**Task description:** Will you give the material below again, every line exactly as it is?

════

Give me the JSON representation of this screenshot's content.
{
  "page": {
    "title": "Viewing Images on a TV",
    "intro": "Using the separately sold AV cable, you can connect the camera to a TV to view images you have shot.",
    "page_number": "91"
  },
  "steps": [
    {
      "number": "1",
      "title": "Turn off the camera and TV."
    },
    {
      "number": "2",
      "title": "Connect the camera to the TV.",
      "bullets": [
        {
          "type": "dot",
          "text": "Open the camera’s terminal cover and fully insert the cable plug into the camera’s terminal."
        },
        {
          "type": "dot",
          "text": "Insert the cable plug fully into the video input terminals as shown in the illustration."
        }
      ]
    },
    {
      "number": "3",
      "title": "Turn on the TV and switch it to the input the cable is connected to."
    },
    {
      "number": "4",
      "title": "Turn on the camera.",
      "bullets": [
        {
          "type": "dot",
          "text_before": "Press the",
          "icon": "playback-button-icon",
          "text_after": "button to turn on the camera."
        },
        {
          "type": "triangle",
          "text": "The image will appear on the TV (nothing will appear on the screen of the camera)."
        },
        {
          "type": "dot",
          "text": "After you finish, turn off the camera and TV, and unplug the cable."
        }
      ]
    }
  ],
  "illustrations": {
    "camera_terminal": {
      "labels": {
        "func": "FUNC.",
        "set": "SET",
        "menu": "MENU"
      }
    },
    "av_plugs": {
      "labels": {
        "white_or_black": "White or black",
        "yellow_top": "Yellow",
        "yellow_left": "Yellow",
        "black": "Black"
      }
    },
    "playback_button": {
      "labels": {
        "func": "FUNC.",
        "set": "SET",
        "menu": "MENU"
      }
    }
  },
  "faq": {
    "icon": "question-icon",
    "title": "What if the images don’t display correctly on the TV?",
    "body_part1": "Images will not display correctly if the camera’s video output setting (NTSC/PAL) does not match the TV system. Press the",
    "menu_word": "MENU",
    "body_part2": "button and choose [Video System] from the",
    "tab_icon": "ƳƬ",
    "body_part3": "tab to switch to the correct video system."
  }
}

════

**Answer to the exercise:**
Give me the JSON representation of this screenshot's content.
{
  "page": {
    "title": "Viewing Images on a TV",
    "intro": "Using the separately sold AV cable, you can connect the camera to a TV to view images you have shot.",
    "page_number": "91"
  },
  "steps": [
    {
      "number": "1",
      "title": "Turn off the camera and TV."
    },
    {
      "number": "2",
      "title": "Connect the camera to the TV.",
      "bullets": [
        {
          "type": "dot",
          "text": "Open the camera’s terminal cover and fully insert the cable plug into the camera’s terminal."
        },
        {
          "type": "dot",
          "text": "Insert the cable plug fully into the video input terminals as shown in the illustration."
        }
      ]
    },
    {
      "number": "3",
      "title": "Turn on the TV and switch it to the input the cable is connected to."
    },
    {
      "number": "4",
      "title": "Turn on the camera.",
      "bullets": [
        {
          "type": "dot",
          "text_before": "Press the",
          "icon": "playback-button-icon",
          "text_after": "button to turn on the camera."
        },
        {
          "type": "triangle",
          "text": "The image will appear on the TV (nothing will appear on the screen of the camera)."
        },
        {
          "type": "dot",
          "text": "After you finish, turn off the camera and TV, and unplug the cable."
        }
      ]
    }
  ],
  "illustrations": {
    "camera_terminal": {
      "labels": {
        "func": "FUNC.",
        "set": "SET",
        "menu": "MENU"
      }
    },
    "av_plugs": {
      "labels": {
        "white_or_black": "White or black",
        "yellow_top": "Yellow",
        "yellow_left": "Yellow",
        "black": "Black"
      }
    },
    "playback_button": {
      "labels": {
        "func": "FUNC.",
        "set": "SET",
        "menu": "MENU"
      }
    }
  },
  "faq": {
    "icon": "question-icon",
    "title": "What if the images don’t display correctly on the TV?",
    "body_part1": "Images will not display correctly if the camera’s video output setting (NTSC/PAL) does not match the TV system. Press the",
    "menu_word": "MENU",
    "body_part2": "button and choose [Video System] from the",
    "tab_icon": "ƳƬ",
    "body_part3": "tab to switch to the correct video system."
  }
}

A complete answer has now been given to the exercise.